■ **SET TASK**:
In the entries below, find every line holding the string "into" and collect it.

■ **AVAILABLE RECORDS**:
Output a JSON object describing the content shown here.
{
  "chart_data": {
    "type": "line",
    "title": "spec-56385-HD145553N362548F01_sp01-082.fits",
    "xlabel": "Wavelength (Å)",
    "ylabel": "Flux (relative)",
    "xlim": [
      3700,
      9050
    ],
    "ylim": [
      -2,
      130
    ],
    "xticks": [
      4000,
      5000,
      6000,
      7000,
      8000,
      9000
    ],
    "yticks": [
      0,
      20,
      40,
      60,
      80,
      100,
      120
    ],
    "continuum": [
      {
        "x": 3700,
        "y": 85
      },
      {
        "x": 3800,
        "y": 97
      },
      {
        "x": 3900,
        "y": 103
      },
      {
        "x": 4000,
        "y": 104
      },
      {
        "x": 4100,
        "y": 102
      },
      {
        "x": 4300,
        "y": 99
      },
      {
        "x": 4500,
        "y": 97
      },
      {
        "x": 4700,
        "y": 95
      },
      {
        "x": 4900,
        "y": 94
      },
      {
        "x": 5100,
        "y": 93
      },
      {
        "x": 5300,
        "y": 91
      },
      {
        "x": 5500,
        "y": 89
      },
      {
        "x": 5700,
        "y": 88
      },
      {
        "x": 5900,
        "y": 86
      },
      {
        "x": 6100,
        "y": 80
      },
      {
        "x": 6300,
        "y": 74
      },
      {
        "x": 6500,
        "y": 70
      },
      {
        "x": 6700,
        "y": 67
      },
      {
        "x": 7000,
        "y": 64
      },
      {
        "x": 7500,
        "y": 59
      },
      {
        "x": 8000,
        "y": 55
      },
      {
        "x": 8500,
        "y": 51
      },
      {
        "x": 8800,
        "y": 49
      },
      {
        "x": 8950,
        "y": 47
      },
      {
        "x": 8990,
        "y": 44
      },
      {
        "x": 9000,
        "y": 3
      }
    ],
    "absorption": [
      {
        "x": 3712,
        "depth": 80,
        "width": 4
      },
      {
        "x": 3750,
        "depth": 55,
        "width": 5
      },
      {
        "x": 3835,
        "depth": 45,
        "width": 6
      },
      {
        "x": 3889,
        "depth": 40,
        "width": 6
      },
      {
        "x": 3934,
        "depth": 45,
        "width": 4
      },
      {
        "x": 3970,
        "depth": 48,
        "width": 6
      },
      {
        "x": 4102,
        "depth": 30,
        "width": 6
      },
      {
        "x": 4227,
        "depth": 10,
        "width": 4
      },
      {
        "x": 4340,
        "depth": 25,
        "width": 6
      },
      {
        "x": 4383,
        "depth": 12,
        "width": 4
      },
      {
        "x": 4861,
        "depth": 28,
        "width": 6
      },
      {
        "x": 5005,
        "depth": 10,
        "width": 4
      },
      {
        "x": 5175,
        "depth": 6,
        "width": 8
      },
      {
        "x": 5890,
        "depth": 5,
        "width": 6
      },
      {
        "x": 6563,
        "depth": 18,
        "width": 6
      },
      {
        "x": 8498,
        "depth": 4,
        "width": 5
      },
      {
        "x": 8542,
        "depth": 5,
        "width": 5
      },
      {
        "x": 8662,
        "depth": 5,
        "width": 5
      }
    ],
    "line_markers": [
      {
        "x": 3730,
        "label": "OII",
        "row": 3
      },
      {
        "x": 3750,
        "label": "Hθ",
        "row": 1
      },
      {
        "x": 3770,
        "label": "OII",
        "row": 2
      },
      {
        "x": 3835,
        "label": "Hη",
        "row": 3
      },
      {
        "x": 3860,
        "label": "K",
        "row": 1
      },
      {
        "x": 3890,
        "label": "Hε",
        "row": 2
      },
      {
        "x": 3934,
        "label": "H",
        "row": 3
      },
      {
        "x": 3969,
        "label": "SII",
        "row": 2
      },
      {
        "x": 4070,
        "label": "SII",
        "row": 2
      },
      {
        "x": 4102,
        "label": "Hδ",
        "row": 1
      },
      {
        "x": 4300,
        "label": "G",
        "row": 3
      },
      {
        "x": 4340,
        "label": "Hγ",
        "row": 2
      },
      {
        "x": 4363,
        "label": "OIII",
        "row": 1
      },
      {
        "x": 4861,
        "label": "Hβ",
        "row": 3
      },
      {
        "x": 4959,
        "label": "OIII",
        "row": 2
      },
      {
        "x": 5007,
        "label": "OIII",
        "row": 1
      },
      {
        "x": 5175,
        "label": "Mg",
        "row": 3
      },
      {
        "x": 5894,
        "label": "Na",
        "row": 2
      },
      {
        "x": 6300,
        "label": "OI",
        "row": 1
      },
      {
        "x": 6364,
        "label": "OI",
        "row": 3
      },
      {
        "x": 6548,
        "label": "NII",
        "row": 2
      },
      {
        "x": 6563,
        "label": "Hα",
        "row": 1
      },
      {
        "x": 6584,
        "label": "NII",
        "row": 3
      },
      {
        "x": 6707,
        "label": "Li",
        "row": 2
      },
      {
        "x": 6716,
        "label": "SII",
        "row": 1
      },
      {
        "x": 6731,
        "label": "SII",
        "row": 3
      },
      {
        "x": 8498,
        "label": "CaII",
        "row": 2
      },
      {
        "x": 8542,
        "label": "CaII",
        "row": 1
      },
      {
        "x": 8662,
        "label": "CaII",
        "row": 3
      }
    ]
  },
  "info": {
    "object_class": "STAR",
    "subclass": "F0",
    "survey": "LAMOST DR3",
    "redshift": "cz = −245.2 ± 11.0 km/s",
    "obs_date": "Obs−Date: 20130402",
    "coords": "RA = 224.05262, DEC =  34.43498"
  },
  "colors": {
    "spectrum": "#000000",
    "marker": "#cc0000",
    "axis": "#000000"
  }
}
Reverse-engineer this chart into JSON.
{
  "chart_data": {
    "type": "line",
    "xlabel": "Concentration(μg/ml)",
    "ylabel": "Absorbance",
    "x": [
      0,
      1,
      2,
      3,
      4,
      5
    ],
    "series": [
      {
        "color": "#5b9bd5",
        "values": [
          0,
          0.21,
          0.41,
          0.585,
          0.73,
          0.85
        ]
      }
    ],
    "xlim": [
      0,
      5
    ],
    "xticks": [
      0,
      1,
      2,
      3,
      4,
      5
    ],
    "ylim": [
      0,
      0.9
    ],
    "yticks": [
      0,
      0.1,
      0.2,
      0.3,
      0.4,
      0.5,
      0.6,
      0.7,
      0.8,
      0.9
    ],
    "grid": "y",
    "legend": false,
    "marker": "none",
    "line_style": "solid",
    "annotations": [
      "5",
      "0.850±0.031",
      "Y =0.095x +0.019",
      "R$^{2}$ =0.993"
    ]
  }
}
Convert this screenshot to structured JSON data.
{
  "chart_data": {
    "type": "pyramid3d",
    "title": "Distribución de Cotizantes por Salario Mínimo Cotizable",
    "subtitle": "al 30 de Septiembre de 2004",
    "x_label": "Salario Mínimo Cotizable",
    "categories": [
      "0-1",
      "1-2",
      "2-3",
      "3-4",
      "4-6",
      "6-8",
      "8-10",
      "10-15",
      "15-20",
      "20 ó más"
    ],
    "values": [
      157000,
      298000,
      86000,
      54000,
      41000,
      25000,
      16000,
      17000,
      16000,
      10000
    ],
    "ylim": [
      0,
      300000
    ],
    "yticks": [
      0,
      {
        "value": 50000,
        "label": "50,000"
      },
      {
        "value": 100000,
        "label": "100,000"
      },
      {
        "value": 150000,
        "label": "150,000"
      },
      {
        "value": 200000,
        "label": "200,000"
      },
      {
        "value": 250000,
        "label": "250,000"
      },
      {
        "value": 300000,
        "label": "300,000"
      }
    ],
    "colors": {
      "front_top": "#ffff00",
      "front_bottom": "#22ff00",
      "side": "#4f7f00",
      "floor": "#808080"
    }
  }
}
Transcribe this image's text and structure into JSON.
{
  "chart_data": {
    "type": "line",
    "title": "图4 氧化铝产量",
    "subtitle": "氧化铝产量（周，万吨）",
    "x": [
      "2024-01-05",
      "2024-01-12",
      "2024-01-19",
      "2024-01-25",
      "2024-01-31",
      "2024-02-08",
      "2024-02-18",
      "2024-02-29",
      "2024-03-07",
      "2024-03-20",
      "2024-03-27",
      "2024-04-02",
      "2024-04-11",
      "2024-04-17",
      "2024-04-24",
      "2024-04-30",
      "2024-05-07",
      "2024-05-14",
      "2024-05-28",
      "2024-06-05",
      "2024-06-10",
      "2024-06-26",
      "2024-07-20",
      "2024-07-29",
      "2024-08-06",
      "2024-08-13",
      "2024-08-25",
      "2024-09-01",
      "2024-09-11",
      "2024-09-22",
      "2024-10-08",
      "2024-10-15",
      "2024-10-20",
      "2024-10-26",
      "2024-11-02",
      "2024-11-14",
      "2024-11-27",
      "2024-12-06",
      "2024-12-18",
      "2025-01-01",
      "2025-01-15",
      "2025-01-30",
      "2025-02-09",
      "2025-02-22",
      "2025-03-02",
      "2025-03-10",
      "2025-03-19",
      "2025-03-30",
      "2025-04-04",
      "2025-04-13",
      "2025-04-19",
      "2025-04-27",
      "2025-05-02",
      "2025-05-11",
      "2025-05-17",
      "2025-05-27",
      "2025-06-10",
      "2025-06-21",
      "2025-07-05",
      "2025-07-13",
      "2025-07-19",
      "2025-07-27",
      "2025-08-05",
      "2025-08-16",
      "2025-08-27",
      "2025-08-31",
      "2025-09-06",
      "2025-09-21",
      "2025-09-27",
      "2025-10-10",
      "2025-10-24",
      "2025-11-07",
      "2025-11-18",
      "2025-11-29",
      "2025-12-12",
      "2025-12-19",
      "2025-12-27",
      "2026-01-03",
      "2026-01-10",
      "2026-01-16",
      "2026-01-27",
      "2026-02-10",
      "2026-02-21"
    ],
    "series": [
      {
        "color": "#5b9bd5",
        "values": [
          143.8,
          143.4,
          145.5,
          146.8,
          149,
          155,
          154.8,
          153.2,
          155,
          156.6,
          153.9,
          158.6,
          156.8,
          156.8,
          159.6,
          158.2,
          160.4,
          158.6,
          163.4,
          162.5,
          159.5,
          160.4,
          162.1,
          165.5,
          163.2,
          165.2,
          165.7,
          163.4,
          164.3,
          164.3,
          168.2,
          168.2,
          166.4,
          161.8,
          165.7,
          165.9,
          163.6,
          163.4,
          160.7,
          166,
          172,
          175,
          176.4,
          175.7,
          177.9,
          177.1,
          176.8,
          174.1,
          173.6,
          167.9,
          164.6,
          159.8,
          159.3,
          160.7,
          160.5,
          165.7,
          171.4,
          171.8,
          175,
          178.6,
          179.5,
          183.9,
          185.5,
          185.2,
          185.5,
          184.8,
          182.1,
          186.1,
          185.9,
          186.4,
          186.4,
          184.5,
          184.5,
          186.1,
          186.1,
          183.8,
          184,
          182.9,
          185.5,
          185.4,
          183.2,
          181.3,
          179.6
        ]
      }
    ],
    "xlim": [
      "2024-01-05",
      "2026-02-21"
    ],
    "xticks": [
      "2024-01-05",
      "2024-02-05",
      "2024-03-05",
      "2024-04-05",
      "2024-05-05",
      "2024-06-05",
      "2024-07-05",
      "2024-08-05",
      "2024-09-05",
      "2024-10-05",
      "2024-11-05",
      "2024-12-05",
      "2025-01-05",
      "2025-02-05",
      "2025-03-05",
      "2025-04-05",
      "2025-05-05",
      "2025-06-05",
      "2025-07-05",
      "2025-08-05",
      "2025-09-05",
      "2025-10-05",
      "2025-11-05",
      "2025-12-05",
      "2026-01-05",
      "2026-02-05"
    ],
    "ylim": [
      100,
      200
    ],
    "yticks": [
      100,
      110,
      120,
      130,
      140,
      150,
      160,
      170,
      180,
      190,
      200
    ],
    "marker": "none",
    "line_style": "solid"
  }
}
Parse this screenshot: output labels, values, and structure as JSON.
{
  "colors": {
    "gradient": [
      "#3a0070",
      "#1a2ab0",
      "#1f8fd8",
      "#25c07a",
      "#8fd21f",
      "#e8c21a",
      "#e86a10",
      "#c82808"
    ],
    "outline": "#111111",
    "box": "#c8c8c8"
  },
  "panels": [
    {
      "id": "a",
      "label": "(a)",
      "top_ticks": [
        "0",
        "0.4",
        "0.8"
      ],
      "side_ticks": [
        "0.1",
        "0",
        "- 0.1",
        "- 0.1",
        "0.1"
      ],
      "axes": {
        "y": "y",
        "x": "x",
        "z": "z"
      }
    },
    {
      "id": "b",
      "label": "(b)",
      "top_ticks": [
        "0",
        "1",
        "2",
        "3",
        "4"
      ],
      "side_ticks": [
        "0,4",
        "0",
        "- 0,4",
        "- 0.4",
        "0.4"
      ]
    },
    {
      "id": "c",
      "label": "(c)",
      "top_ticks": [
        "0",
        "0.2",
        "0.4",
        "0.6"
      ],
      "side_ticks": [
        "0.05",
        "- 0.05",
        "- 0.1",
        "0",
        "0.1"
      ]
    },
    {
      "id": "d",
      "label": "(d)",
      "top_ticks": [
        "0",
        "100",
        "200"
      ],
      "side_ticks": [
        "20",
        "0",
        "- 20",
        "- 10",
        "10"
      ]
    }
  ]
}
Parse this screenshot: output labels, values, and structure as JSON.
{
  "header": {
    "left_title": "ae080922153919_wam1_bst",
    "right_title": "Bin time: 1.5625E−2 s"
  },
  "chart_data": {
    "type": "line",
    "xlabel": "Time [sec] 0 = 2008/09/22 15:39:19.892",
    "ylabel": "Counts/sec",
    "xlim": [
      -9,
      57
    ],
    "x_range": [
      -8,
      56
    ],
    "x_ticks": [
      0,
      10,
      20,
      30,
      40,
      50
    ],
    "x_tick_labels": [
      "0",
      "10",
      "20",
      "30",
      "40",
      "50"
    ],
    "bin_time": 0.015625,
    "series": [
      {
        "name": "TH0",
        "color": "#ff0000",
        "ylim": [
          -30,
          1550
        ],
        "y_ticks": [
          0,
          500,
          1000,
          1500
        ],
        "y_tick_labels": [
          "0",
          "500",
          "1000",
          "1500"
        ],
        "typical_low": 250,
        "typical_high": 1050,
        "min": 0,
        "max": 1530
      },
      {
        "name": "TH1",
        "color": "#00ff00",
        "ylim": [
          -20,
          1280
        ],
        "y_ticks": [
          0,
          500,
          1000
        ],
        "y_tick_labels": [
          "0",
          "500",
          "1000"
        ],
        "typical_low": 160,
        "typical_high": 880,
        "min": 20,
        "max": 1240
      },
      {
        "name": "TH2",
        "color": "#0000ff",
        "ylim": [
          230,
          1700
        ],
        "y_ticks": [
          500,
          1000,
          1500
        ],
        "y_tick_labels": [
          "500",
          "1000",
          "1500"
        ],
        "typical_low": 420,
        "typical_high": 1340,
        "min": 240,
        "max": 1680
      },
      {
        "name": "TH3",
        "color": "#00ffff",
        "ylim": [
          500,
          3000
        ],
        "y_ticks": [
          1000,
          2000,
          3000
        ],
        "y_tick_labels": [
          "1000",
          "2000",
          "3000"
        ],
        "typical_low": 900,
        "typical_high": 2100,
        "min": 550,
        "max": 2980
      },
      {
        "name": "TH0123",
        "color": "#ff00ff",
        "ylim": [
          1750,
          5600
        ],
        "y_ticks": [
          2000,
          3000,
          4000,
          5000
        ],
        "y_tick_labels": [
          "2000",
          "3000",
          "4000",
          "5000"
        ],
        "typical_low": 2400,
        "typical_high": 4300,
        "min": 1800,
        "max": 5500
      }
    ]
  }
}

■ **EXERCISE RESPONSE**:
Reverse-engineer this chart into JSON.
Transcribe this image's text and structure into JSON.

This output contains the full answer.